#### Entries supplied:
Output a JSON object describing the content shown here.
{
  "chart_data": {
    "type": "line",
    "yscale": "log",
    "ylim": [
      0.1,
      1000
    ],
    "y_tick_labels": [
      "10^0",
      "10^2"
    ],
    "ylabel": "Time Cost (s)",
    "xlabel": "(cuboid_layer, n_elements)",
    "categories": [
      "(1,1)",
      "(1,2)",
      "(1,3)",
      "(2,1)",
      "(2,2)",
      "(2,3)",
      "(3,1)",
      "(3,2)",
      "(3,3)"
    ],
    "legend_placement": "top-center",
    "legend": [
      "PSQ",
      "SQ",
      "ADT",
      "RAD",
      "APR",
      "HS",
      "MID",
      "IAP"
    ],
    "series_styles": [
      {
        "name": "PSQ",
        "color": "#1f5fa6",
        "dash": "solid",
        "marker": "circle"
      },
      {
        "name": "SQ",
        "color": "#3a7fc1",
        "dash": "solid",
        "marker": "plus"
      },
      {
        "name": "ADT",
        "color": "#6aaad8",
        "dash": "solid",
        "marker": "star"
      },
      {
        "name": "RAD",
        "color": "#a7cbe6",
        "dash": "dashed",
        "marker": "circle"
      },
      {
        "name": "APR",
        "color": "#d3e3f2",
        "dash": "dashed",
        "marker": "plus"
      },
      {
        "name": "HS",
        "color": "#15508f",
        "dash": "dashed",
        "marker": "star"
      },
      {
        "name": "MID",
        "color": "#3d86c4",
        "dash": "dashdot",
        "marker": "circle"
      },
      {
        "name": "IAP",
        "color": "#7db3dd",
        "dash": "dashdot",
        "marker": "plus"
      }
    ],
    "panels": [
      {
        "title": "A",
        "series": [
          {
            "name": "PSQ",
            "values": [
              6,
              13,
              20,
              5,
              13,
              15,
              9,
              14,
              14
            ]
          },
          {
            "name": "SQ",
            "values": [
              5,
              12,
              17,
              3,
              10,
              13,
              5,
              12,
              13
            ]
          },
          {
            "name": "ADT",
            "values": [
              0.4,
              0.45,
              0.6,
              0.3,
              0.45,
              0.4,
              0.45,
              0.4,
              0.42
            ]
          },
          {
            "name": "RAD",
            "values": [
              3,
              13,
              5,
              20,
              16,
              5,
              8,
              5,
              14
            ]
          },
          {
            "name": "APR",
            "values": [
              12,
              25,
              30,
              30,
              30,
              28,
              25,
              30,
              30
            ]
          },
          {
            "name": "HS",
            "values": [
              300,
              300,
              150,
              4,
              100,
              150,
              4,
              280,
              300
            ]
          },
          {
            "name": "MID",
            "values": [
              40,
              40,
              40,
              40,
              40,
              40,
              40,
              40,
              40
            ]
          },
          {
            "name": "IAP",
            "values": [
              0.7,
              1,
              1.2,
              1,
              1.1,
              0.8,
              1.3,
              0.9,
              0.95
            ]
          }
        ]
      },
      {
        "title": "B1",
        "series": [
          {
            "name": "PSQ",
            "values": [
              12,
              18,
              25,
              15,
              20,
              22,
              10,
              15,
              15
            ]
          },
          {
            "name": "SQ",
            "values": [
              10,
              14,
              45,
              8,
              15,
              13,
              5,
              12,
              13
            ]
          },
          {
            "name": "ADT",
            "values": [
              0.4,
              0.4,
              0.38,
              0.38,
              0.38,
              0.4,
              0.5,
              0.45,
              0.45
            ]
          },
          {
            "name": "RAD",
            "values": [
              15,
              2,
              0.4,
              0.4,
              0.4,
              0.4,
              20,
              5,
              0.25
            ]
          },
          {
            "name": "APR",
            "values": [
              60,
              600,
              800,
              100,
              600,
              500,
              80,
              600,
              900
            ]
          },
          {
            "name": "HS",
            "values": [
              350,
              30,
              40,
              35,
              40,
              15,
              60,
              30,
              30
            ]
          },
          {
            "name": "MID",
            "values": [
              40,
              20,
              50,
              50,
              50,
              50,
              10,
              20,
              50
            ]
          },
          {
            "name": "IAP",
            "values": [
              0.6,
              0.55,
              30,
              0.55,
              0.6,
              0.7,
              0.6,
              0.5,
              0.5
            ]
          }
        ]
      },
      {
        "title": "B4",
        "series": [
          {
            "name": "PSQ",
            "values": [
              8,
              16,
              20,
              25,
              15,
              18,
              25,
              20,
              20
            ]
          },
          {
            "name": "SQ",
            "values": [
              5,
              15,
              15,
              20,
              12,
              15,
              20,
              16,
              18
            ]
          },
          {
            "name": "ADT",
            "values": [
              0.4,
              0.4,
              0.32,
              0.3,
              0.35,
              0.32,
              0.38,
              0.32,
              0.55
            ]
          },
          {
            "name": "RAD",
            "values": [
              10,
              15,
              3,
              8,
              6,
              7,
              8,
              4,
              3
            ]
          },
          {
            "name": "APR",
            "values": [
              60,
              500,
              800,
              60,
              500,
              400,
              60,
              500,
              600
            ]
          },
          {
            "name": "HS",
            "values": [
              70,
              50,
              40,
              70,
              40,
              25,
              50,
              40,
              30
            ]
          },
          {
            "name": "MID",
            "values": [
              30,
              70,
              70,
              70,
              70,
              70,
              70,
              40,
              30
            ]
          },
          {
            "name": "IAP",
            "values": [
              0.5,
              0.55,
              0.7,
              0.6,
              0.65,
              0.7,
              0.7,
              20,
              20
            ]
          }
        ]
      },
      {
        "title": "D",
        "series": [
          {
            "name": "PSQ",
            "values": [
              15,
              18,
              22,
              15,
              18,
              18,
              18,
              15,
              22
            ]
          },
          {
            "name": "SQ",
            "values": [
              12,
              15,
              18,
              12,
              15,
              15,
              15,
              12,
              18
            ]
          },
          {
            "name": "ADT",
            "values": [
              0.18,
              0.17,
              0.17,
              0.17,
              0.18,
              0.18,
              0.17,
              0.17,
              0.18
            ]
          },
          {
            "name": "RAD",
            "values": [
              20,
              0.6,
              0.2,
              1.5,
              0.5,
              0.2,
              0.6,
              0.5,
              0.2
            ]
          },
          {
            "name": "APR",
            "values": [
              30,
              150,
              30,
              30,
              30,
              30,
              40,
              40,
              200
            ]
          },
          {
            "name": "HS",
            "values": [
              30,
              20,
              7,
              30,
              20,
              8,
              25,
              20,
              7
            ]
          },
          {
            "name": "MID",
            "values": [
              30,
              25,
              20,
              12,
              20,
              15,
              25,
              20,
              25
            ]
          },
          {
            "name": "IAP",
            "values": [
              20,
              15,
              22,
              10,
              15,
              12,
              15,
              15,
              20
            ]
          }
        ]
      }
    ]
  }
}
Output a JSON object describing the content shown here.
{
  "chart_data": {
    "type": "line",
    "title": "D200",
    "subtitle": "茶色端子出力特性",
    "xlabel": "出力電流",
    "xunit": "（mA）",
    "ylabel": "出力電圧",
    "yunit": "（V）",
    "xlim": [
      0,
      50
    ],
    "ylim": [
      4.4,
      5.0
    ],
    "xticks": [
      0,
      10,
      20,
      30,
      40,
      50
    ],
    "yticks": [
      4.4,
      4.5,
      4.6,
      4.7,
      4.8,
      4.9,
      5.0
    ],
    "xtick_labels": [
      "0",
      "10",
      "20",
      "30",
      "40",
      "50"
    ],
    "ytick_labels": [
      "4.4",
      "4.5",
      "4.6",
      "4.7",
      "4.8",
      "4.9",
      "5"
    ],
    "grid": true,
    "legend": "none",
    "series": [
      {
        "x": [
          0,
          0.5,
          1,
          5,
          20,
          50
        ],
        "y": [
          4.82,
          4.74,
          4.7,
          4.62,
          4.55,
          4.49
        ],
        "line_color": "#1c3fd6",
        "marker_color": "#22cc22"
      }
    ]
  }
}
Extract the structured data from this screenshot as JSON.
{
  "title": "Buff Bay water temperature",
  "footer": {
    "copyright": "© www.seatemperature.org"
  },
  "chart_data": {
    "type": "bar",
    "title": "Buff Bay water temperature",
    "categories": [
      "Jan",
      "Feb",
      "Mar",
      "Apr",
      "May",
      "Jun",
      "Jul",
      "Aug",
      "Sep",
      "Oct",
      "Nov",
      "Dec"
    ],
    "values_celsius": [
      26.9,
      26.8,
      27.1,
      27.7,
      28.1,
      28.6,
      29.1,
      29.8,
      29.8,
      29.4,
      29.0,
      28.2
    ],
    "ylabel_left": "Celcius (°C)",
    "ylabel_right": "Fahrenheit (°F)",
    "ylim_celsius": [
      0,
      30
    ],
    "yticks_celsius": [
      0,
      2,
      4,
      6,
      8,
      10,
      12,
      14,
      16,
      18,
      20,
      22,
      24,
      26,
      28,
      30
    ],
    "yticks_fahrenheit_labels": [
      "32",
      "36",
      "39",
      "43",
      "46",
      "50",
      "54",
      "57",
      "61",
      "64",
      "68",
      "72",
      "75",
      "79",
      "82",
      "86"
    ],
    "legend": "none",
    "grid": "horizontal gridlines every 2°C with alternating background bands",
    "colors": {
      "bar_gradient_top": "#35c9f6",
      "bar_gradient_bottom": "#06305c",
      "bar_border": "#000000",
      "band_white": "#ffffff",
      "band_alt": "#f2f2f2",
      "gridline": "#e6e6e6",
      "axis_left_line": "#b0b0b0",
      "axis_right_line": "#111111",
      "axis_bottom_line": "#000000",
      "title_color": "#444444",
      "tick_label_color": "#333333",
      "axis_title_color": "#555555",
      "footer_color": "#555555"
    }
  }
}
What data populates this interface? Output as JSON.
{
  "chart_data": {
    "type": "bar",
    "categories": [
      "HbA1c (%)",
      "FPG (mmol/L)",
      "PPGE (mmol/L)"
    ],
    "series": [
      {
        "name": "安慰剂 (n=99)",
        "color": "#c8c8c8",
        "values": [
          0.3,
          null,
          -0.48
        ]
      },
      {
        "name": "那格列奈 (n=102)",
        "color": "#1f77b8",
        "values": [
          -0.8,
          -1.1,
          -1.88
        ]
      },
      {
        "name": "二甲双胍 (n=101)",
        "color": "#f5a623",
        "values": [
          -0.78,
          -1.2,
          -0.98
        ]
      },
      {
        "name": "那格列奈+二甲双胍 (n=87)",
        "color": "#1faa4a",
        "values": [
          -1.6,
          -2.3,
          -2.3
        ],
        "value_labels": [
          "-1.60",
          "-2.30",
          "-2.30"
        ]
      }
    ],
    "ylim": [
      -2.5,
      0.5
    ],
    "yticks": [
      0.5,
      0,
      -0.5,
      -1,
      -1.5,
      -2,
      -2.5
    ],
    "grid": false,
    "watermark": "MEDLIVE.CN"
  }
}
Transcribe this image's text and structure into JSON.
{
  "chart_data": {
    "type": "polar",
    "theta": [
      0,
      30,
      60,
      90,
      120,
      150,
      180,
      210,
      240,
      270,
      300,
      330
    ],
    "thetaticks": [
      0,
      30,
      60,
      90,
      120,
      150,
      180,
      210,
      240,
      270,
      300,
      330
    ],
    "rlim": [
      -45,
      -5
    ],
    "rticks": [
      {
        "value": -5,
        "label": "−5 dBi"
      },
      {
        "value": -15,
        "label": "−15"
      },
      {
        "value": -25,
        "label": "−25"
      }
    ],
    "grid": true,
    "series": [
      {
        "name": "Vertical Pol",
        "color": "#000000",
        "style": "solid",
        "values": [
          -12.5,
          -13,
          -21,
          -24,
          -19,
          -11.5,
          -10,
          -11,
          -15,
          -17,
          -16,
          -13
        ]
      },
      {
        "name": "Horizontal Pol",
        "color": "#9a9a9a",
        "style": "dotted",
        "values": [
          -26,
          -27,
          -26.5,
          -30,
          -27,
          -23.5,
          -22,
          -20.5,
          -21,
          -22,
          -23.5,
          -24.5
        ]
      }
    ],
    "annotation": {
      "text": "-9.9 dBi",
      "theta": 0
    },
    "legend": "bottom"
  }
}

#### Objective:
Every line of the records that includes the word "Buff" should be gathered.

#### Result of this task:
  "title": "Buff Bay water temperature",
    "title": "Buff Bay water temperature",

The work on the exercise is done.